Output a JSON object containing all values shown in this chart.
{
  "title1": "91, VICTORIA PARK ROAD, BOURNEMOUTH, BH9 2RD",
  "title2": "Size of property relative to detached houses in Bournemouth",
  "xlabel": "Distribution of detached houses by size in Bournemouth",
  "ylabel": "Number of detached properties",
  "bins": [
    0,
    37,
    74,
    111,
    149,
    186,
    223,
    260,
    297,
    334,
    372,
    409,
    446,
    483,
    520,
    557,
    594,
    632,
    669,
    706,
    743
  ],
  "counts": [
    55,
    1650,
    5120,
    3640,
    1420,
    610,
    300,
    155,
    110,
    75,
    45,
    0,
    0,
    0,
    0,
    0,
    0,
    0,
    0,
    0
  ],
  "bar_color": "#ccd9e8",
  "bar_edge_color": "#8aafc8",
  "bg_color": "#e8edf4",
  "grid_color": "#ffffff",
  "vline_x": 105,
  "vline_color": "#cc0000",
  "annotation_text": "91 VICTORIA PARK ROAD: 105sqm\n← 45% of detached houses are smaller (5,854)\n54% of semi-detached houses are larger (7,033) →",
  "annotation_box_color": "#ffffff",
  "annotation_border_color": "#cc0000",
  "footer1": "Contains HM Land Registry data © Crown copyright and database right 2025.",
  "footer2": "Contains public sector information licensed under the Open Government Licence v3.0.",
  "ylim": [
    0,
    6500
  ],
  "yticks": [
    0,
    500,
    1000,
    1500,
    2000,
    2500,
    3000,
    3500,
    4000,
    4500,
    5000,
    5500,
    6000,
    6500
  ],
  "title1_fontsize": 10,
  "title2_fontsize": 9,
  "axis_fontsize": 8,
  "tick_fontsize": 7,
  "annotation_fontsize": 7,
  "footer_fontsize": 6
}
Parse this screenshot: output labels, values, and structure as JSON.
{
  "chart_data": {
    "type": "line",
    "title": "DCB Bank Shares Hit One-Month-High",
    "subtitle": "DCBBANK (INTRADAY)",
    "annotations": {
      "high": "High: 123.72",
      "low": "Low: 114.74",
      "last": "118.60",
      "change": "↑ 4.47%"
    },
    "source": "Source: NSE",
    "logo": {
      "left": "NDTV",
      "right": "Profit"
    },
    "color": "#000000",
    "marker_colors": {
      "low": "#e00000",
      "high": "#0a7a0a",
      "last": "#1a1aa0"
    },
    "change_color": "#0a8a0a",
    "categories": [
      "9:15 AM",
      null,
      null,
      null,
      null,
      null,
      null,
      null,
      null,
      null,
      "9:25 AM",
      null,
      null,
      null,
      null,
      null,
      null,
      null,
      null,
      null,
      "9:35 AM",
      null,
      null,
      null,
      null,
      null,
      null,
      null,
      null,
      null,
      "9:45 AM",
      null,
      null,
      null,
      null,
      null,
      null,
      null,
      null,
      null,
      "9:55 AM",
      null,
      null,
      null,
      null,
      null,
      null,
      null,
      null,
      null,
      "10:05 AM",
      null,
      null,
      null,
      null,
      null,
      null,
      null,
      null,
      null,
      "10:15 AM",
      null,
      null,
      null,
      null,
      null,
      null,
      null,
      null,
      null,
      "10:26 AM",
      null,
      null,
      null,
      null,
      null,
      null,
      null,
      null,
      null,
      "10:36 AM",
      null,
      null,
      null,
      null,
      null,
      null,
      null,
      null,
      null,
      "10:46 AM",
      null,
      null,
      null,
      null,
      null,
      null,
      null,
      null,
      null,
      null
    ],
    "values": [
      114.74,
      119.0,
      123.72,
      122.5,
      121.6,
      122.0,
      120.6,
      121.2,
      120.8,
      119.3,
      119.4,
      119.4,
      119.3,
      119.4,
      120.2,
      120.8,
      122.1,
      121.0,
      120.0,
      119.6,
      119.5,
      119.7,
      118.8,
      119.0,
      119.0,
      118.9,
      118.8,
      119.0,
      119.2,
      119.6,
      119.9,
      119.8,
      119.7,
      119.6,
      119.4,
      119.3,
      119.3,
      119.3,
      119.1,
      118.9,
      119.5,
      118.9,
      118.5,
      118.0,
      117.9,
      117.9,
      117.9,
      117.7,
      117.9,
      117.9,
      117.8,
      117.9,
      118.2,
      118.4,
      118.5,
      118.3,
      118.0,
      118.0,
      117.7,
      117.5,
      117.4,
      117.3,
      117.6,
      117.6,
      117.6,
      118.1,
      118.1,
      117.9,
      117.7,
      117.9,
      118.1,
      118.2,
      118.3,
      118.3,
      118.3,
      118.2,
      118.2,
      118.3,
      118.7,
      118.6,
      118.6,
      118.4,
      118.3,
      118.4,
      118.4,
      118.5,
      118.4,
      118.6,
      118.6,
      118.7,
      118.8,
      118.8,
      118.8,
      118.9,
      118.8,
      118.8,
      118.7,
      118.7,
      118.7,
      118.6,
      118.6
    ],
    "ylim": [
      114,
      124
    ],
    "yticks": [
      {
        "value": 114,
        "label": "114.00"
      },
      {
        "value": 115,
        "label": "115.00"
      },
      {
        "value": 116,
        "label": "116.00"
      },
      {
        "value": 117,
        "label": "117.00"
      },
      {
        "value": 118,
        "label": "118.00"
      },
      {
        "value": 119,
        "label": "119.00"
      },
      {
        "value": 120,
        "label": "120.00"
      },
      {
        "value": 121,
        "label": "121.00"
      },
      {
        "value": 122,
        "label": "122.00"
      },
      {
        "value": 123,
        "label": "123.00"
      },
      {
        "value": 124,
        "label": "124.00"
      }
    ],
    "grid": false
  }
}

--

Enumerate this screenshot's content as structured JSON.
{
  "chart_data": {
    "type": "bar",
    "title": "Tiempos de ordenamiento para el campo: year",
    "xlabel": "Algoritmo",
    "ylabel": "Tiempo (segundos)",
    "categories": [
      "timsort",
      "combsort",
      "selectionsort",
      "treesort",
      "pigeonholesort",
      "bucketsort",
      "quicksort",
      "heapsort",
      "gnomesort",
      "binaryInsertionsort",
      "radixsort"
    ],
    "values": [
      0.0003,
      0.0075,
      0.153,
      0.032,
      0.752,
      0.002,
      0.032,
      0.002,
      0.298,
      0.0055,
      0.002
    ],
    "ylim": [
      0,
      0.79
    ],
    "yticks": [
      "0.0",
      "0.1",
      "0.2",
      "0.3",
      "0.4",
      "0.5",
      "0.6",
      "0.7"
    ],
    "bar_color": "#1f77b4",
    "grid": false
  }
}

---

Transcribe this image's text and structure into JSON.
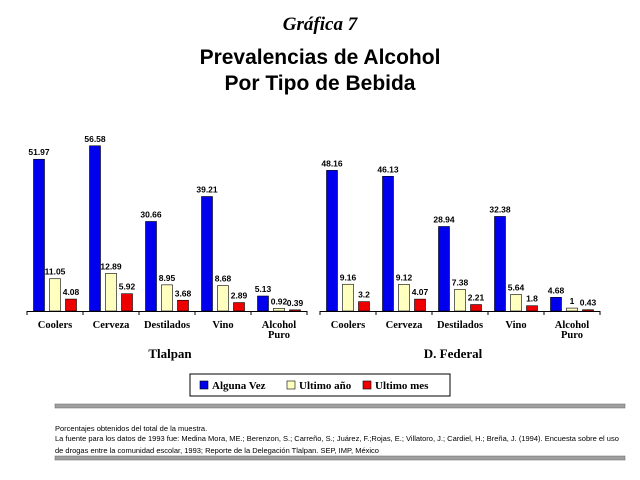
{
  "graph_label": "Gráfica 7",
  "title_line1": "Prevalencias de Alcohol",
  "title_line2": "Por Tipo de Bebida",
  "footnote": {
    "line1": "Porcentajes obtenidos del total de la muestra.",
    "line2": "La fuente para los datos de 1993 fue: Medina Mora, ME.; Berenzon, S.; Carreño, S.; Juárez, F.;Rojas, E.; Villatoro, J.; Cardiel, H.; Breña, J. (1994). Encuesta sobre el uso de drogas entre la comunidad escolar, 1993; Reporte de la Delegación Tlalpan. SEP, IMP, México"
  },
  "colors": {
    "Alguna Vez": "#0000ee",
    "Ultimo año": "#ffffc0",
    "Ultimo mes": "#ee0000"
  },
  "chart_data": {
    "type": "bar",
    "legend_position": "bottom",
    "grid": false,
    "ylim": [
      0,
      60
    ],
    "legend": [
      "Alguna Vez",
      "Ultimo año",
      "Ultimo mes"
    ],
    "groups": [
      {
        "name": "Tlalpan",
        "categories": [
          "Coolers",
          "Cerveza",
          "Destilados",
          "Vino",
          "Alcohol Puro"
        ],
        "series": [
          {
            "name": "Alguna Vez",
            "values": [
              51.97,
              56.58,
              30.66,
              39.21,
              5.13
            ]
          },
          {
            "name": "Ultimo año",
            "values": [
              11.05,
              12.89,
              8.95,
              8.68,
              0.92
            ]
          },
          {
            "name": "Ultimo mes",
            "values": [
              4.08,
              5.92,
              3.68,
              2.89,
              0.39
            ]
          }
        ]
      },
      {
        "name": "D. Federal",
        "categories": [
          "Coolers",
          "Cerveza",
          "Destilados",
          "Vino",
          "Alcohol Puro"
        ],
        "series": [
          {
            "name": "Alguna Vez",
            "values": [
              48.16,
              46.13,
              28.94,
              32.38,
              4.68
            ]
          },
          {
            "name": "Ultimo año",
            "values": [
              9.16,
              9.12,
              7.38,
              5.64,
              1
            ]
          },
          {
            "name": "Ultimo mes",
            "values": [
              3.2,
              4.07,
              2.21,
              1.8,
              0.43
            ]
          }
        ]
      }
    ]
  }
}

#### [The request]
Which lines hold the word "Tlalpan"? Copy every one of them.

#### [Worked answer]
    "line2": "La fuente para los datos de 1993 fue: Medina Mora, ME.; Berenzon, S.; Carreño, S.; Juárez, F.;Rojas, E.; Villatoro, J.; Cardiel, H.; Breña, J. (1994). Encuesta sobre el uso de drogas entre la comunidad escolar, 1993; Reporte de la Delegación Tlalpan. SEP, IMP, México"
        "name": "Tlalpan",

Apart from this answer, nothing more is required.